■ GIVEN INSTRUCTION:
From the listing below, copy every line with the word "this".

** BEGIN DATA ROWS **

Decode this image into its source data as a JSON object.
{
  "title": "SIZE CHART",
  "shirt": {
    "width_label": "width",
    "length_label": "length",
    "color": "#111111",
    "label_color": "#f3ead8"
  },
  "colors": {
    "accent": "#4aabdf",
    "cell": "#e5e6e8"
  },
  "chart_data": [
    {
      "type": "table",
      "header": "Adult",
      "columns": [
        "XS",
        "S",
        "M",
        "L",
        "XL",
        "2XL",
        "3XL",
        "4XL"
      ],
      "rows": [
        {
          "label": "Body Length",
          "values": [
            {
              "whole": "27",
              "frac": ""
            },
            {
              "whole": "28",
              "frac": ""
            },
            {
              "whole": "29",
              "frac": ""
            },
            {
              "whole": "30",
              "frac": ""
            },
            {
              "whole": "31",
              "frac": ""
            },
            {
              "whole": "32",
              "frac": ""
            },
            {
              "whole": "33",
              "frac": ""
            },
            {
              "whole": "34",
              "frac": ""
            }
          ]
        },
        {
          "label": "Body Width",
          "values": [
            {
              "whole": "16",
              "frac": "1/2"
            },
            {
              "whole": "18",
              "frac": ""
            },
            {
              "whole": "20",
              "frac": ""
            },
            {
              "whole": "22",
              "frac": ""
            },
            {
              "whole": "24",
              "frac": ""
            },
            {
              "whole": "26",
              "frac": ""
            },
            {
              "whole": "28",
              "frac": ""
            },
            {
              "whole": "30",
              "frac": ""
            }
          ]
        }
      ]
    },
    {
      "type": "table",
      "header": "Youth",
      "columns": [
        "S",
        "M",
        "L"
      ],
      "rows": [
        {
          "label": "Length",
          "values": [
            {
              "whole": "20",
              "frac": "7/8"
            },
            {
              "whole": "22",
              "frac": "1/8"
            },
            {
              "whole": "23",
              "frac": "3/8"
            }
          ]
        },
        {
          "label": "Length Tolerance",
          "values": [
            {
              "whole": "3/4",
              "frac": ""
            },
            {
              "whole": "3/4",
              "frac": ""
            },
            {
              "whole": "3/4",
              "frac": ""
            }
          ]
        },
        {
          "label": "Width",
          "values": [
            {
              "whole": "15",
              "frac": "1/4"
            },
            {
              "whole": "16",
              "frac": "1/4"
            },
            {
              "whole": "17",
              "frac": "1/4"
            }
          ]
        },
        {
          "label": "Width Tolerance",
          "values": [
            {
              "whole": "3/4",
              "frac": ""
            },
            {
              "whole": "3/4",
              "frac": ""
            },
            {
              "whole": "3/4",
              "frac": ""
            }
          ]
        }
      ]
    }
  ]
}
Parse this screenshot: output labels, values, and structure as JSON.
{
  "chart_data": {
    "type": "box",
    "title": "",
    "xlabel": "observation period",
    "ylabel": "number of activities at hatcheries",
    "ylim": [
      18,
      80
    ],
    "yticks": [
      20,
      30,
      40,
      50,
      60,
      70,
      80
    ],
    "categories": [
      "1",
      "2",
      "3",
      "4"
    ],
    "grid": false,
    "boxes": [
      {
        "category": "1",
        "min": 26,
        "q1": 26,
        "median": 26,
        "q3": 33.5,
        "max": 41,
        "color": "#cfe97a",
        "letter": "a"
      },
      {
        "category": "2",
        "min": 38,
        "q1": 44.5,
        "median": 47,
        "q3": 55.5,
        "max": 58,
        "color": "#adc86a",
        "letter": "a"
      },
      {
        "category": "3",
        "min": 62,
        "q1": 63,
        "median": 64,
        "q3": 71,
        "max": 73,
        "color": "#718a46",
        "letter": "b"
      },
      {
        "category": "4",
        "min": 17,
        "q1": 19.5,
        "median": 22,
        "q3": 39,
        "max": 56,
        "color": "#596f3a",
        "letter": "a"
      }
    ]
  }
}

** END DATA ROWS **

■ WRITTEN SOLUTION:
Decode this image into its source data as a JSON object.
Parse this screenshot: output labels, values, and structure as JSON.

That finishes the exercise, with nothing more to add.